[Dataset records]
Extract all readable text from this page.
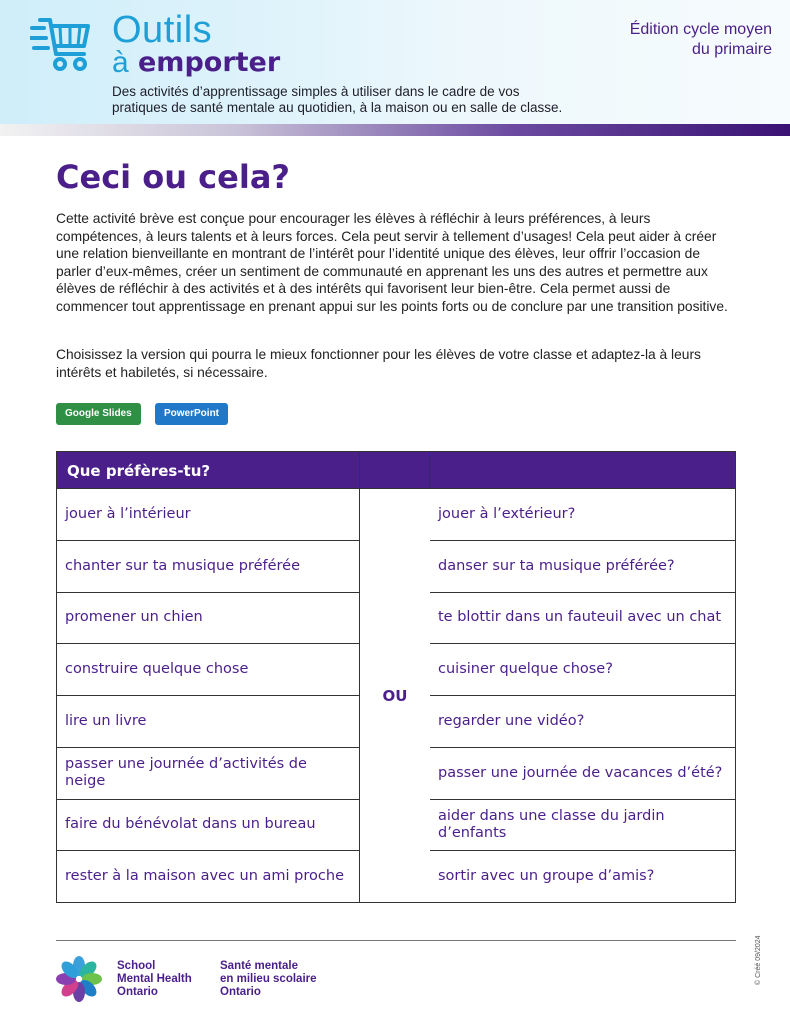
Outils
à emporter
Des activités d’apprentissage simples à utiliser dans le cadre de vos
pratiques de santé mentale au quotidien, à la maison ou en salle de classe.
Édition cycle moyen
du primaire
Ceci ou cela?

Cette activité brève est conçue pour encourager les élèves à réfléchir à leurs préférences, à leurs compétences, à leurs talents et à leurs forces. Cela peut servir à tellement d’usages! Cela peut aider à créer une relation bienveillante en montrant de l’intérêt pour l’identité unique des élèves, leur offrir l’occasion de parler d’eux-mêmes, créer un sentiment de communauté en apprenant les uns des autres et permettre aux élèves de réfléchir à des activités et à des intérêts qui favorisent leur bien-être. Cela permet aussi de commencer tout apprentissage en prenant appui sur les points forts ou de conclure par une transition positive.

Choisissez la version qui pourra le mieux fonctionner pour les élèves de votre classe et adaptez-la à leurs intérêts et habiletés, si nécessaire.

Google Slides	PowerPoint
Que préfères-tu?
jouer à l’intérieur
chanter sur ta musique préférée
promener un chien
construire quelque chose
lire un livre
passer une journée d’activités de neige
faire du bénévolat dans un bureau
rester à la maison avec un ami proche
OU
jouer à l’extérieur?
danser sur ta musique préférée?
te blottir dans un fauteuil avec un chat
cuisiner quelque chose?
regarder une vidéo?
passer une journée de vacances d’été?
aider dans une classe du jardin d’enfants
sortir avec un groupe d’amis?
School
Mental Health
Ontario
Santé mentale
en milieu scolaire
Ontario
© Créé 09/2024
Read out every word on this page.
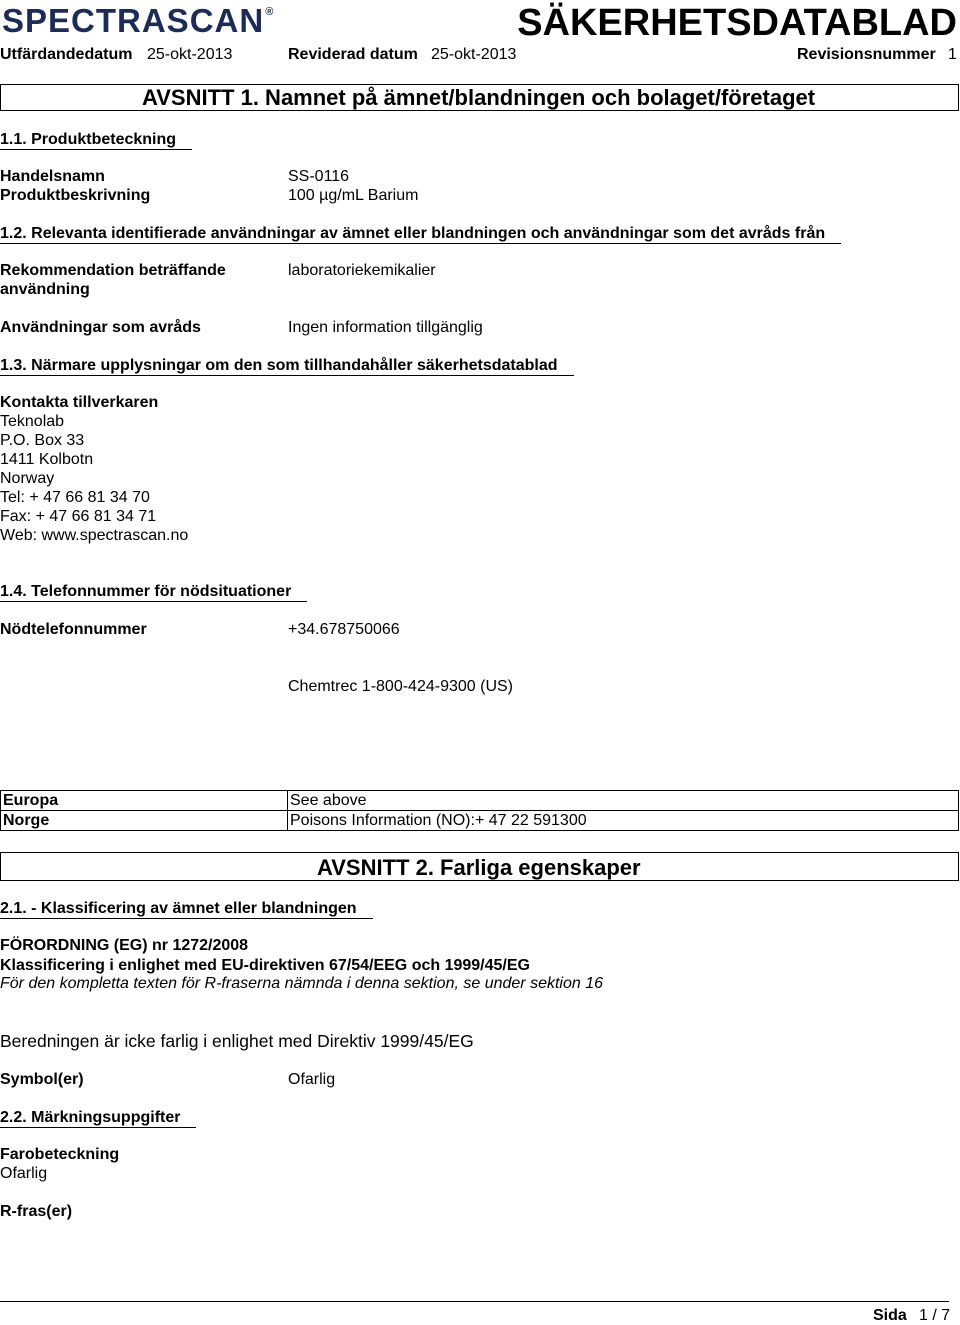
SPECTRASCAN®	SÄKERHETSDATABLAD
Utfärdandedatum 25-okt-2013	Reviderad datum 25-okt-2013	Revisionsnummer 1
AVSNITT 1. Namnet på ämnet/blandningen och bolaget/företaget
1.1. Produktbeteckning
Handelsnamn	SS-0116
Produktbeskrivning	100 µg/mL Barium
1.2. Relevanta identifierade användningar av ämnet eller blandningen och användningar som det avråds från
Rekommendation beträffande
användning
laboratoriekemikalier
Användningar som avråds	Ingen information tillgänglig
1.3. Närmare upplysningar om den som tillhandahåller säkerhetsdatablad
Kontakta tillverkaren
Teknolab
P.O. Box 33
1411 Kolbotn
Norway
Tel: + 47 66 81 34 70
Fax: + 47 66 81 34 71
Web: www.spectrascan.no
1.4. Telefonnummer för nödsituationer
Nödtelefonnummer	+34.678750066
Chemtrec 1-800-424-9300 (US)
Europa	See above
Norge	Poisons Information (NO):+ 47 22 591300
AVSNITT 2. Farliga egenskaper
2.1. - Klassificering av ämnet eller blandningen
FÖRORDNING (EG) nr 1272/2008
Klassificering i enlighet med EU-direktiven 67/54/EEG och 1999/45/EG
För den kompletta texten för R-fraserna nämnda i denna sektion, se under sektion 16
Beredningen är icke farlig i enlighet med Direktiv 1999/45/EG
Symbol(er)	Ofarlig
2.2. Märkningsuppgifter
Farobeteckning
Ofarlig
R-fras(er)
Sida 1 / 7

# Required task
Your task is to retype all the entries exactly and leave out any pictures.

# Answer to this problem
Extract all readable text from this page.
Outils
à emporter
Des activités d’apprentissage simples à utiliser dans le cadre de vos
pratiques de santé mentale au quotidien, à la maison ou en salle de classe.
Édition cycle moyen
du primaire
Ceci ou cela?

Cette activité brève est conçue pour encourager les élèves à réfléchir à leurs préférences, à leurs compétences, à leurs talents et à leurs forces. Cela peut servir à tellement d’usages! Cela peut aider à créer une relation bienveillante en montrant de l’intérêt pour l’identité unique des élèves, leur offrir l’occasion de parler d’eux-mêmes, créer un sentiment de communauté en apprenant les uns des autres et permettre aux élèves de réfléchir à des activités et à des intérêts qui favorisent leur bien-être. Cela permet aussi de commencer tout apprentissage en prenant appui sur les points forts ou de conclure par une transition positive.

Choisissez la version qui pourra le mieux fonctionner pour les élèves de votre classe et adaptez-la à leurs intérêts et habiletés, si nécessaire.

Google Slides	PowerPoint
Que préfères-tu?
jouer à l’intérieur
chanter sur ta musique préférée
promener un chien
construire quelque chose
lire un livre
passer une journée d’activités de neige
faire du bénévolat dans un bureau
rester à la maison avec un ami proche
OU
jouer à l’extérieur?
danser sur ta musique préférée?
te blottir dans un fauteuil avec un chat
cuisiner quelque chose?
regarder une vidéo?
passer une journée de vacances d’été?
aider dans une classe du jardin d’enfants
sortir avec un groupe d’amis?
School
Mental Health
Ontario
Santé mentale
en milieu scolaire
Ontario
© Créé 09/2024
Read out every word on this page.
SPECTRASCAN®	SÄKERHETSDATABLAD
Utfärdandedatum 25-okt-2013	Reviderad datum 25-okt-2013	Revisionsnummer 1
AVSNITT 1. Namnet på ämnet/blandningen och bolaget/företaget
1.1. Produktbeteckning
Handelsnamn	SS-0116
Produktbeskrivning	100 µg/mL Barium
1.2. Relevanta identifierade användningar av ämnet eller blandningen och användningar som det avråds från
Rekommendation beträffande
användning
laboratoriekemikalier
Användningar som avråds	Ingen information tillgänglig
1.3. Närmare upplysningar om den som tillhandahåller säkerhetsdatablad
Kontakta tillverkaren
Teknolab
P.O. Box 33
1411 Kolbotn
Norway
Tel: + 47 66 81 34 70
Fax: + 47 66 81 34 71
Web: www.spectrascan.no
1.4. Telefonnummer för nödsituationer
Nödtelefonnummer	+34.678750066
Chemtrec 1-800-424-9300 (US)
Europa	See above
Norge	Poisons Information (NO):+ 47 22 591300
AVSNITT 2. Farliga egenskaper
2.1. - Klassificering av ämnet eller blandningen
FÖRORDNING (EG) nr 1272/2008
Klassificering i enlighet med EU-direktiven 67/54/EEG och 1999/45/EG
För den kompletta texten för R-fraserna nämnda i denna sektion, se under sektion 16
Beredningen är icke farlig i enlighet med Direktiv 1999/45/EG
Symbol(er)	Ofarlig
2.2. Märkningsuppgifter
Farobeteckning
Ofarlig
R-fras(er)
Sida 1 / 7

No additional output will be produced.